## Instruction
Convert the lines of the row below into a JSON list of strings, with one string per line and any blank lines omitted.

## Records for this task
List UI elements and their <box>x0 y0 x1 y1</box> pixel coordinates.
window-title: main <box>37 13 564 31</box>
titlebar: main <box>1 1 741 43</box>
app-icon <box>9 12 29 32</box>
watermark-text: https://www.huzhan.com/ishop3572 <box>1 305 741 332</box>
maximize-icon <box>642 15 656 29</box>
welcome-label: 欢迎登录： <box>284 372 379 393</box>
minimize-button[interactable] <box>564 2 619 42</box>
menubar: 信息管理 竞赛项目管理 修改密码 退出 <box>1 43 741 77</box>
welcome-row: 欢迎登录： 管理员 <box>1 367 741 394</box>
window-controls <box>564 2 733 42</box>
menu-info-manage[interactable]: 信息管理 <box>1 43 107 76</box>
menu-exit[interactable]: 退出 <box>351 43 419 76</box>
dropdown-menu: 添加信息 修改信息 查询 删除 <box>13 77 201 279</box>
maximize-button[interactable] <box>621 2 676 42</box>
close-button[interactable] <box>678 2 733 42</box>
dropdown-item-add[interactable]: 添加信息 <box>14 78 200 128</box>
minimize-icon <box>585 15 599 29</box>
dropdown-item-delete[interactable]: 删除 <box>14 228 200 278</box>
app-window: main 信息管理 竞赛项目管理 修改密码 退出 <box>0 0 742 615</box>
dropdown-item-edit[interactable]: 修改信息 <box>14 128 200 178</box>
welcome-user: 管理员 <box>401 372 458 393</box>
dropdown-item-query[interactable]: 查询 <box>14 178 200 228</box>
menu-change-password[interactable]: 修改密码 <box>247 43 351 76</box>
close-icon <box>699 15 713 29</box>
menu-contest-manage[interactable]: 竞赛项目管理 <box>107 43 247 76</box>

## Reply
[
  "List UI elements and their <box>x0 y0 x1 y1</box> pixel coordinates.",
  "window-title: main <box>37 13 564 31</box>",
  "titlebar: main <box>1 1 741 43</box>",
  "app-icon <box>9 12 29 32</box>",
  "watermark-text: https://www.huzhan.com/ishop3572 <box>1 305 741 332</box>",
  "maximize-icon <box>642 15 656 29</box>",
  "welcome-label: 欢迎登录： <box>284 372 379 393</box>",
  "minimize-button[interactable] <box>564 2 619 42</box>",
  "menubar: 信息管理 竞赛项目管理 修改密码 退出 <box>1 43 741 77</box>",
  "welcome-row: 欢迎登录： 管理员 <box>1 367 741 394</box>",
  "window-controls <box>564 2 733 42</box>",
  "menu-info-manage[interactable]: 信息管理 <box>1 43 107 76</box>",
  "menu-exit[interactable]: 退出 <box>351 43 419 76</box>",
  "dropdown-menu: 添加信息 修改信息 查询 删除 <box>13 77 201 279</box>",
  "maximize-button[interactable] <box>621 2 676 42</box>",
  "close-button[interactable] <box>678 2 733 42</box>",
  "dropdown-item-add[interactable]: 添加信息 <box>14 78 200 128</box>",
  "minimize-icon <box>585 15 599 29</box>",
  "dropdown-item-delete[interactable]: 删除 <box>14 228 200 278</box>",
  "app-window: main 信息管理 竞赛项目管理 修改密码 退出 <box>0 0 742 615</box>",
  "dropdown-item-edit[interactable]: 修改信息 <box>14 128 200 178</box>",
  "welcome-user: 管理员 <box>401 372 458 393</box>",
  "dropdown-item-query[interactable]: 查询 <box>14 178 200 228</box>",
  "menu-change-password[interactable]: 修改密码 <box>247 43 351 76</box>",
  "close-icon <box>699 15 713 29</box>",
  "menu-contest-manage[interactable]: 竞赛项目管理 <box>107 43 247 76</box>"
]